Work instructions: Pictures should be excluded; otherwise, copy every entry exactly.
# start of Provided data
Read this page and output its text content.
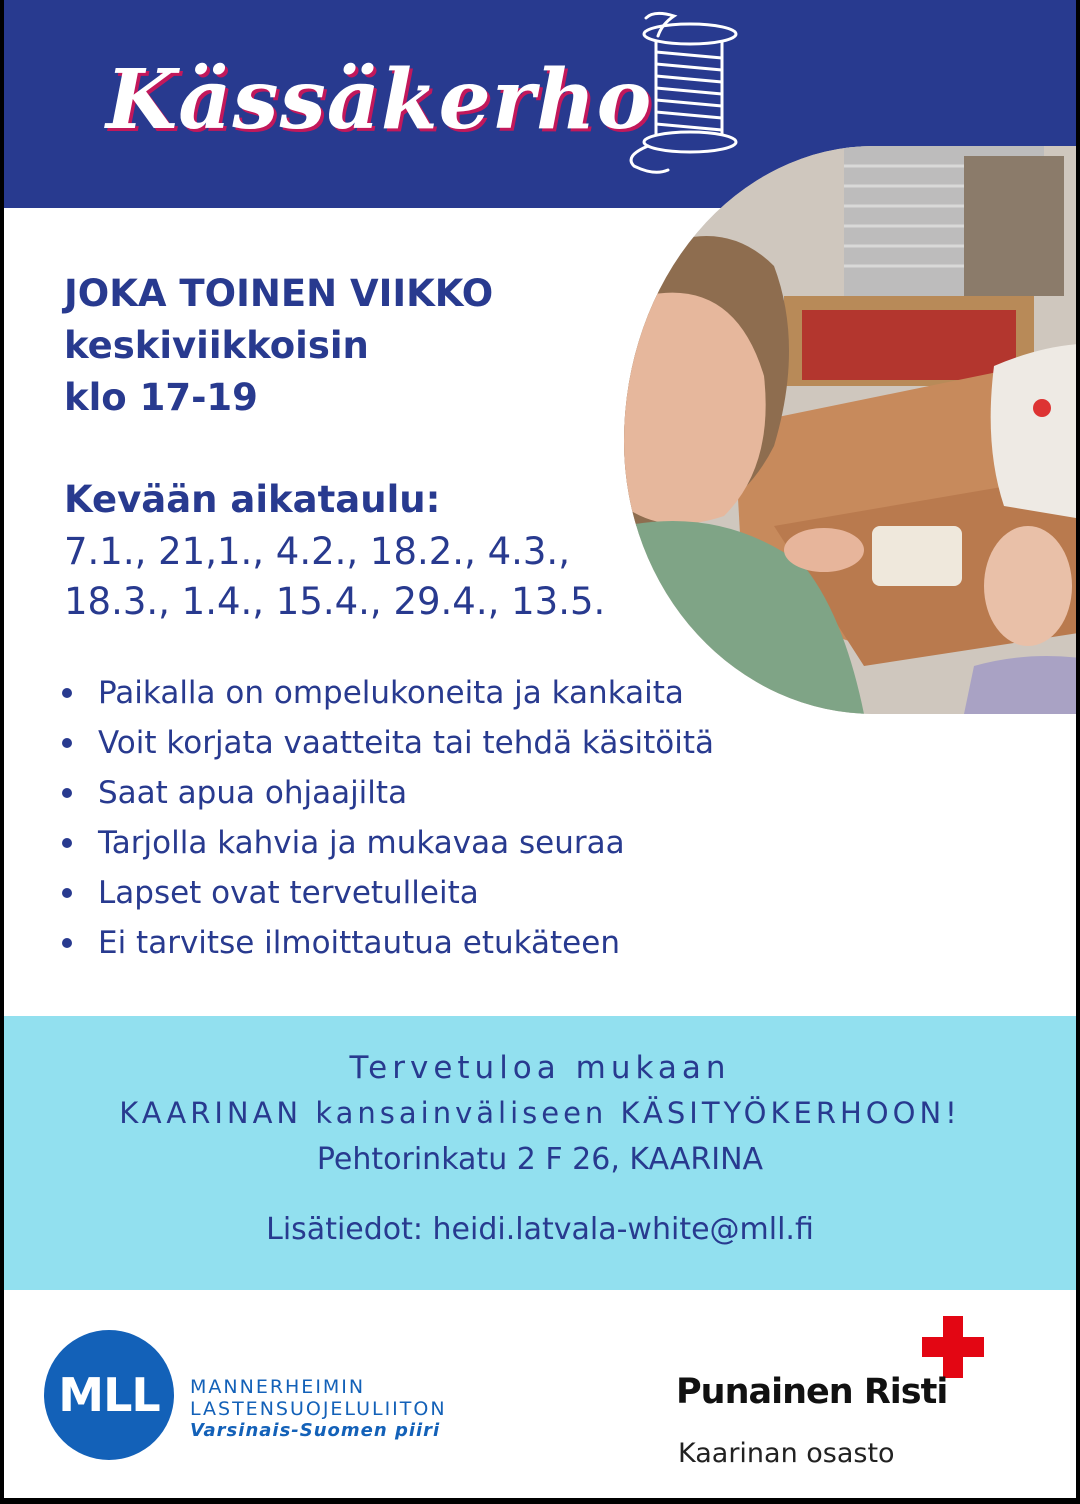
Kässäkerho
JOKA TOINEN VIIKKO
keskiviikkoisin
klo 17-19
Kevään aikataulu:
7.1., 21,1., 4.2., 18.2., 4.3.,
18.3., 1.4., 15.4., 29.4., 13.5.
Paikalla on ompelukoneita ja kankaita
Voit korjata vaatteita tai tehdä käsitöitä
Saat apua ohjaajilta
Tarjolla kahvia ja mukavaa seuraa
Lapset ovat tervetulleita
Ei tarvitse ilmoittautua etukäteen
Tervetuloa mukaan
KAARINAN kansainväliseen KÄSITYÖKERHOON!
Pehtorinkatu 2 F 26, KAARINA
Lisätiedot: heidi.latvala-white@mll.fi
MLL MANNERHEIMIN
LASTENSUOJELULIITON
Varsinais-Suomen piiri
Punainen Risti
Kaarinan osasto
# end of Provided data
Solution for this exercise:
Read this page and output its text content.
Kässäkerho
JOKA TOINEN VIIKKO
keskiviikkoisin
klo 17-19
Kevään aikataulu:
7.1., 21,1., 4.2., 18.2., 4.3.,
18.3., 1.4., 15.4., 29.4., 13.5.
Paikalla on ompelukoneita ja kankaita
Voit korjata vaatteita tai tehdä käsitöitä
Saat apua ohjaajilta
Tarjolla kahvia ja mukavaa seuraa
Lapset ovat tervetulleita
Ei tarvitse ilmoittautua etukäteen
Tervetuloa mukaan
KAARINAN kansainväliseen KÄSITYÖKERHOON!
Pehtorinkatu 2 F 26, KAARINA
Lisätiedot: heidi.latvala-white@mll.fi
MLL MANNERHEIMIN
LASTENSUOJELULIITON
Varsinais-Suomen piiri
Punainen Risti
Kaarinan osasto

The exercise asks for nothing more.